__DATA__

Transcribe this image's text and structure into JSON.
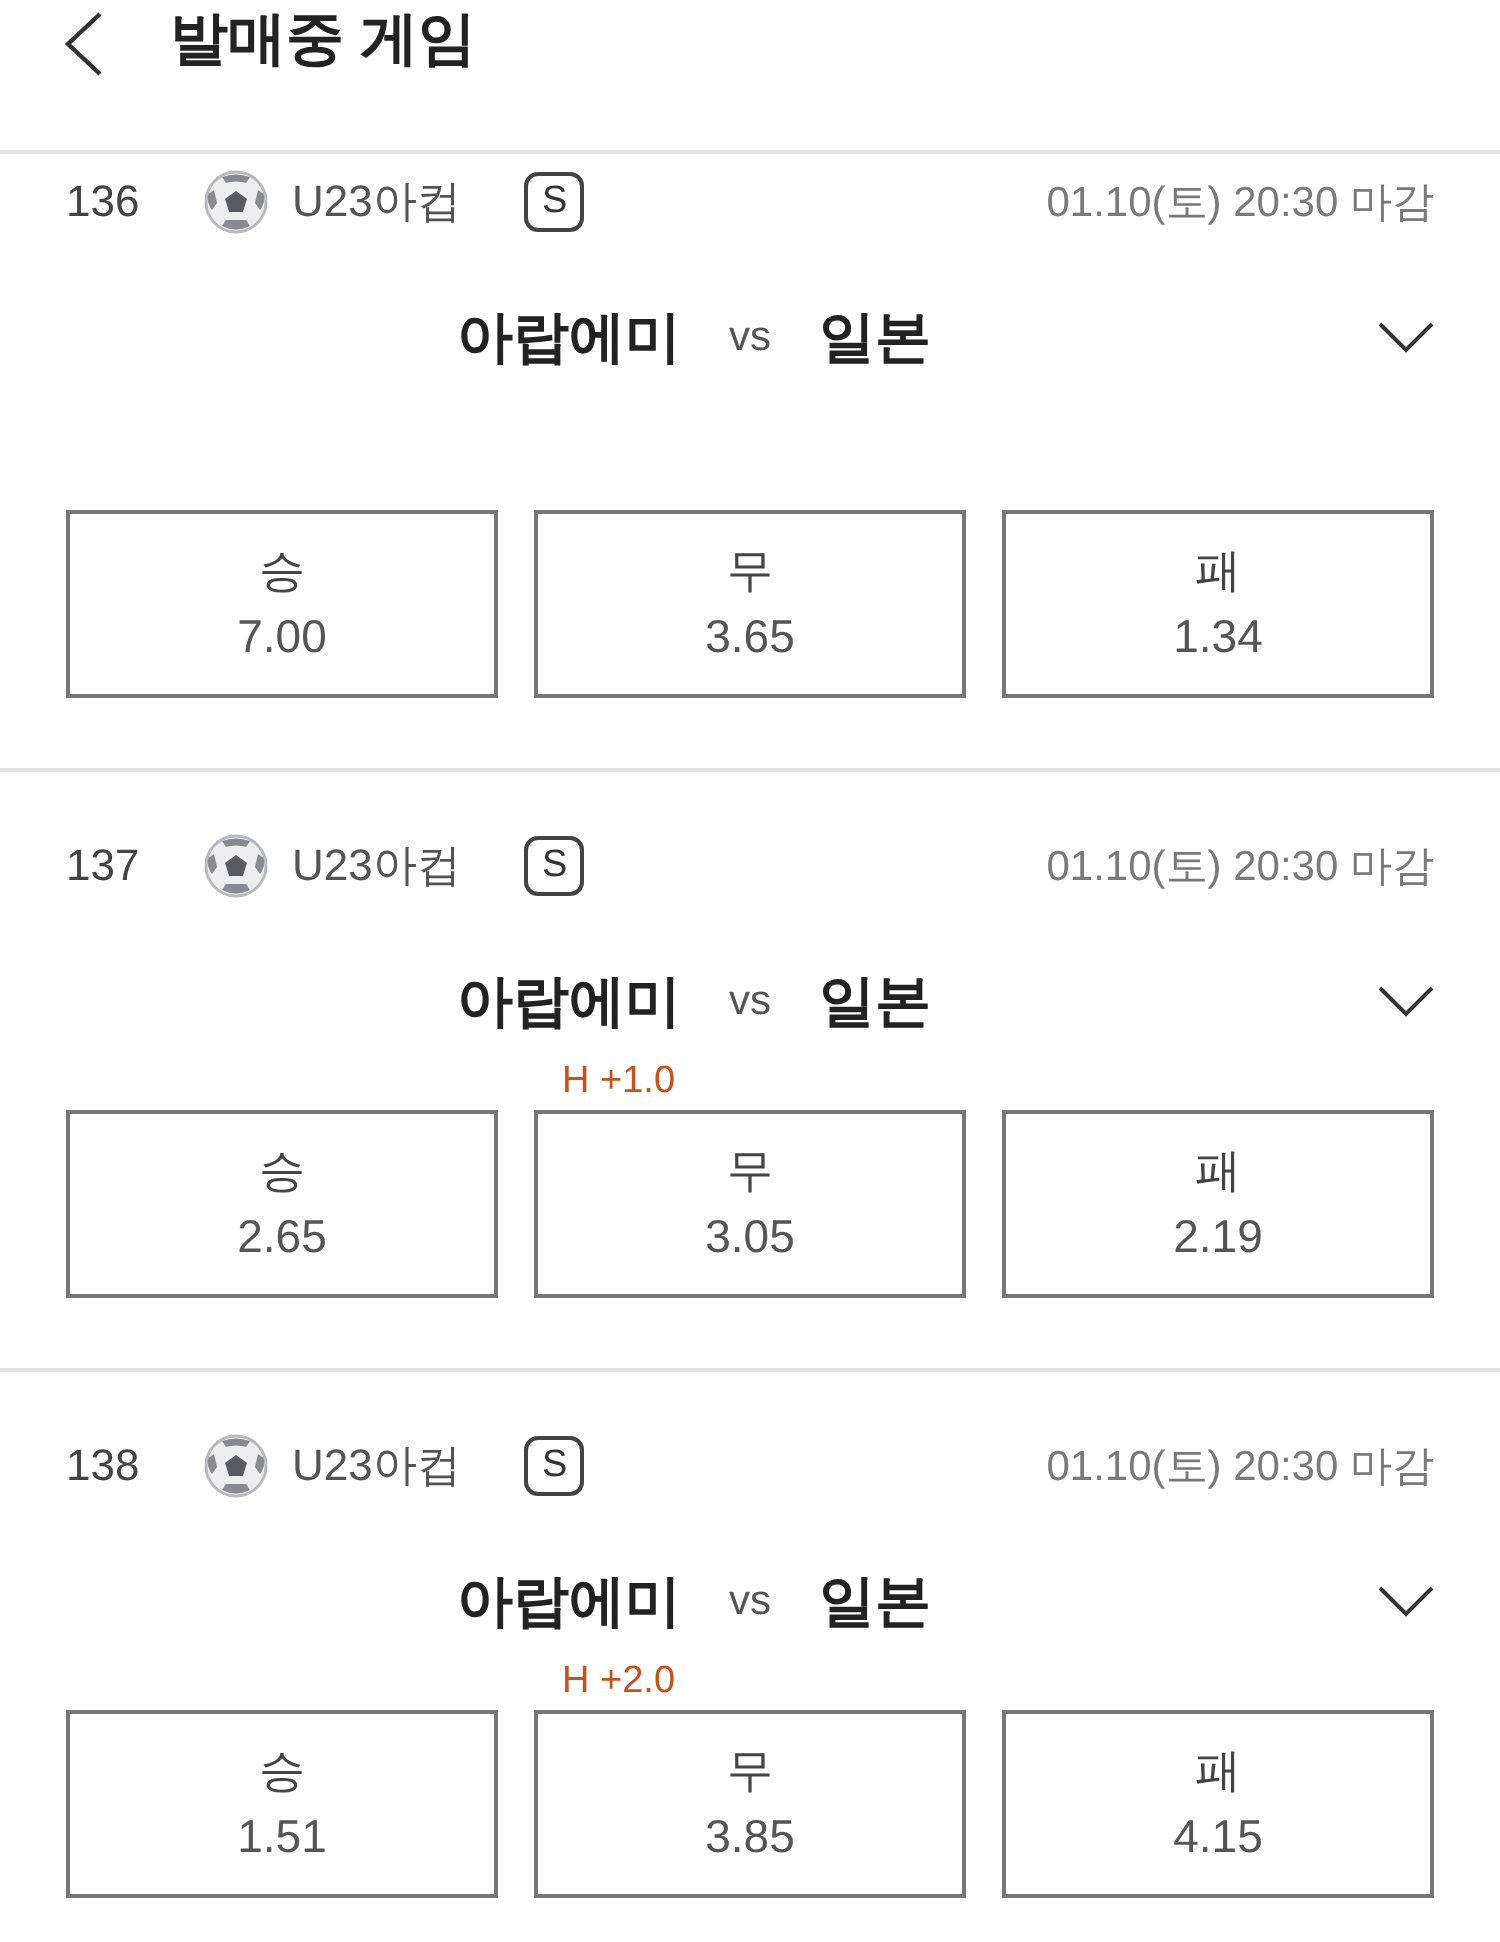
{
  "header": {
    "title": "발매중 게임"
  },
  "games": [
    {
      "number": "136",
      "league": "U23아컵",
      "badge": "S",
      "deadline": "01.10(토) 20:30 마감",
      "home": "아랍에미",
      "versus": "vs",
      "away": "일본",
      "expanded": false,
      "odds": [
        {
          "label": "승",
          "value": "7.00",
          "selected": false
        },
        {
          "label": "무",
          "value": "3.65",
          "selected": false
        },
        {
          "label": "패",
          "value": "1.34",
          "selected": false
        }
      ]
    },
    {
      "number": "137",
      "league": "U23아컵",
      "badge": "S",
      "deadline": "01.10(토) 20:30 마감",
      "home": "아랍에미",
      "versus": "vs",
      "away": "일본",
      "expanded": false,
      "handicap": "H +1.0",
      "odds": [
        {
          "label": "승",
          "value": "2.65",
          "selected": false
        },
        {
          "label": "무",
          "value": "3.05",
          "selected": false
        },
        {
          "label": "패",
          "value": "2.19",
          "selected": false
        }
      ]
    },
    {
      "number": "138",
      "league": "U23아컵",
      "badge": "S",
      "deadline": "01.10(토) 20:30 마감",
      "home": "아랍에미",
      "versus": "vs",
      "away": "일본",
      "expanded": false,
      "handicap": "H +2.0",
      "odds": [
        {
          "label": "승",
          "value": "1.51",
          "selected": false
        },
        {
          "label": "무",
          "value": "3.85",
          "selected": false
        },
        {
          "label": "패",
          "value": "4.15",
          "selected": false
        }
      ]
    }
  ]
}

__YOUR GOAL__
Quote the records above in full, dropping each picture.

__RESPONSE TO THE EXERCISE__
Transcribe this image's text and structure into JSON.
{
  "header": {
    "title": "발매중 게임"
  },
  "games": [
    {
      "number": "136",
      "league": "U23아컵",
      "badge": "S",
      "deadline": "01.10(토) 20:30 마감",
      "home": "아랍에미",
      "versus": "vs",
      "away": "일본",
      "expanded": false,
      "odds": [
        {
          "label": "승",
          "value": "7.00",
          "selected": false
        },
        {
          "label": "무",
          "value": "3.65",
          "selected": false
        },
        {
          "label": "패",
          "value": "1.34",
          "selected": false
        }
      ]
    },
    {
      "number": "137",
      "league": "U23아컵",
      "badge": "S",
      "deadline": "01.10(토) 20:30 마감",
      "home": "아랍에미",
      "versus": "vs",
      "away": "일본",
      "expanded": false,
      "handicap": "H +1.0",
      "odds": [
        {
          "label": "승",
          "value": "2.65",
          "selected": false
        },
        {
          "label": "무",
          "value": "3.05",
          "selected": false
        },
        {
          "label": "패",
          "value": "2.19",
          "selected": false
        }
      ]
    },
    {
      "number": "138",
      "league": "U23아컵",
      "badge": "S",
      "deadline": "01.10(토) 20:30 마감",
      "home": "아랍에미",
      "versus": "vs",
      "away": "일본",
      "expanded": false,
      "handicap": "H +2.0",
      "odds": [
        {
          "label": "승",
          "value": "1.51",
          "selected": false
        },
        {
          "label": "무",
          "value": "3.85",
          "selected": false
        },
        {
          "label": "패",
          "value": "4.15",
          "selected": false
        }
      ]
    }
  ]
}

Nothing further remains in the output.